10 Things to remember about radiant cooling systems

Here is my list of the 10 most important points to remember when specifying ceiling radiant cooling systems. Editor’s note: Geoff McDonell wrote the three-part series, “Selecting radiant ceiling cooling and heating systems,” appearing online at www.csemag.com in the “Green” community.


Here is my list of the 10 most important points to remember when specifying ceiling radiant cooling systems.

  1. Reduce cooling loads first. One must reduce or eliminate cooling load transients depending on the radiant system being used (high mass/medium mass/low mass).

  2. Ensure that the design team buys into the system. A building HVAC system engineer’s job must start by working with the building design team to minimize thermal load fluctuations in the occupied space first, in order to minimize the building climate control requirements.

  3. Radiant ceilings are effective. Radiant systems can separate the space-sensible temperature control function from the ventilation function to arrive at an energy efficient system. Once the space-sensible temperature is taken care of by the radiant cooling system, the air system needs to be a fresh air (100% outdoor air) delivery system, with latent (humidity) control, with no specific room temperature control function.

  4. Use high thermal performance windows to reduce mean radiant asymmetry at perimeter zones.

--*--

*Tasks for this exercise*.
- a) In the radiant cooling article, retype the part that opens with the words containing "1. Reduce cooling" and closes with "temperature control function.".
- b) Answer these questions from the radiant cooling article.
(i) Who wrote the three-part series on selecting radiant ceiling cooling and heating systems?
(ii) Once the radiant cooling system handles space-sensible temperature, what kind of delivery system should the air system be?
(iii) What type of windows does the article recommend to reduce mean radiant asymmetry at perimeter zones?
- c) Translate this sentence from the radiant cooling article into Spanish: "Radiant systems can separate the space-sensible temperature control function from the ventilation function to arrive at an energy efficient system."

Entries from a data source
--*--

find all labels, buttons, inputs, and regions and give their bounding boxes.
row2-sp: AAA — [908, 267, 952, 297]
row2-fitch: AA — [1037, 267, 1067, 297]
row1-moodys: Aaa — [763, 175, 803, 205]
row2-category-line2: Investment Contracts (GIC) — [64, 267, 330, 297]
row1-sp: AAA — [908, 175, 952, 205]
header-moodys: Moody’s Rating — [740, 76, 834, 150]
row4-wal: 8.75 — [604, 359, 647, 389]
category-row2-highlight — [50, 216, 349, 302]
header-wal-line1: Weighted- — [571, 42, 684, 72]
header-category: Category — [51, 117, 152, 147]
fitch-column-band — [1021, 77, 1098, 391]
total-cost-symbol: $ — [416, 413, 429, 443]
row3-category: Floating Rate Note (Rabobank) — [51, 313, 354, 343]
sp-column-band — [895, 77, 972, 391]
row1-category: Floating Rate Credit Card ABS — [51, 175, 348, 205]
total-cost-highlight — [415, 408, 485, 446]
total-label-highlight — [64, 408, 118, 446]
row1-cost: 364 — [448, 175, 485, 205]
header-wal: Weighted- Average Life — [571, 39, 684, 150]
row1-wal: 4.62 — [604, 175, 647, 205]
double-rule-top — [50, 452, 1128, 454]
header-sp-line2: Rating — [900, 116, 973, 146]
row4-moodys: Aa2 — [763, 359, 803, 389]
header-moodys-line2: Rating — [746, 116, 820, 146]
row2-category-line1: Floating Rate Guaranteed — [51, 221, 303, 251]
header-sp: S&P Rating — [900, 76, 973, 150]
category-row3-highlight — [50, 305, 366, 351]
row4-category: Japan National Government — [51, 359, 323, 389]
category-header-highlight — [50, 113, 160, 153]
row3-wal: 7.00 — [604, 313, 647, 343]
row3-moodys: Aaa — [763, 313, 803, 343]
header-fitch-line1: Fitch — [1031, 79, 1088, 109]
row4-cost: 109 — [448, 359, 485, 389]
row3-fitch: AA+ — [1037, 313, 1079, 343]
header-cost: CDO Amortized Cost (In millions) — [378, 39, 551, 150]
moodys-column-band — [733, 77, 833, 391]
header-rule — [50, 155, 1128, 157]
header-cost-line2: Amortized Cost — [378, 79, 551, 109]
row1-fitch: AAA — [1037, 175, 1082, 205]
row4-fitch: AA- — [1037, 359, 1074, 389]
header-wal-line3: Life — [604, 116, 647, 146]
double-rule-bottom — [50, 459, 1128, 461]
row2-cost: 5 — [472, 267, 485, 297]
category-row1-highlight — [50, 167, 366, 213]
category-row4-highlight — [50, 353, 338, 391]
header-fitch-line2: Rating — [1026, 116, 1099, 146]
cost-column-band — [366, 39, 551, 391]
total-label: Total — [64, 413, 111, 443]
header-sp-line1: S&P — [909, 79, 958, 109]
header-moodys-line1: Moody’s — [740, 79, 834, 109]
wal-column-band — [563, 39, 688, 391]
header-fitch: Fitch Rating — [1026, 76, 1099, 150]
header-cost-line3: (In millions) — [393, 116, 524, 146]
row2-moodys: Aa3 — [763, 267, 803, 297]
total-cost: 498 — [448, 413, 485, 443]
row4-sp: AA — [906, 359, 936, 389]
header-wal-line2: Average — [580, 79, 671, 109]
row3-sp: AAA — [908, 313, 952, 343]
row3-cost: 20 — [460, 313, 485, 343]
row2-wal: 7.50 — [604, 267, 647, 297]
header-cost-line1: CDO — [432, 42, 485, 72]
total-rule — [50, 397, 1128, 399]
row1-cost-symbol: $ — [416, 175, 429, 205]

--*--

*Full solutions*.
- a)
1. Reduce cooling loads first. One must reduce or eliminate cooling load transients depending on the radiant system being used (high mass/medium mass/low mass).

  2. Ensure that the design team buys into the system. A building HVAC system engineer’s job must start by working with the building design team to minimize thermal load fluctuations in the occupied space first, in order to minimize the building climate control requirements.

  3. Radiant ceilings are effective. Radiant systems can separate the space-sensible temperature control function from the ventilation function to arrive at an energy efficient system. Once the space-sensible temperature is taken care of by the radiant cooling system, the air system needs to be a fresh air (100% outdoor air) delivery system, with latent (humidity) control, with no specific room temperature control function.

- b)
(i) Geoff McDonell
(ii) A fresh air (100% outdoor air) delivery system with latent (humidity) control and no specific room temperature control function
(iii) High thermal performance windows

- c) Los sistemas radiantes pueden separar la función de control de la temperatura sensible del espacio de la función de ventilación para lograr un sistema energéticamente eficiente.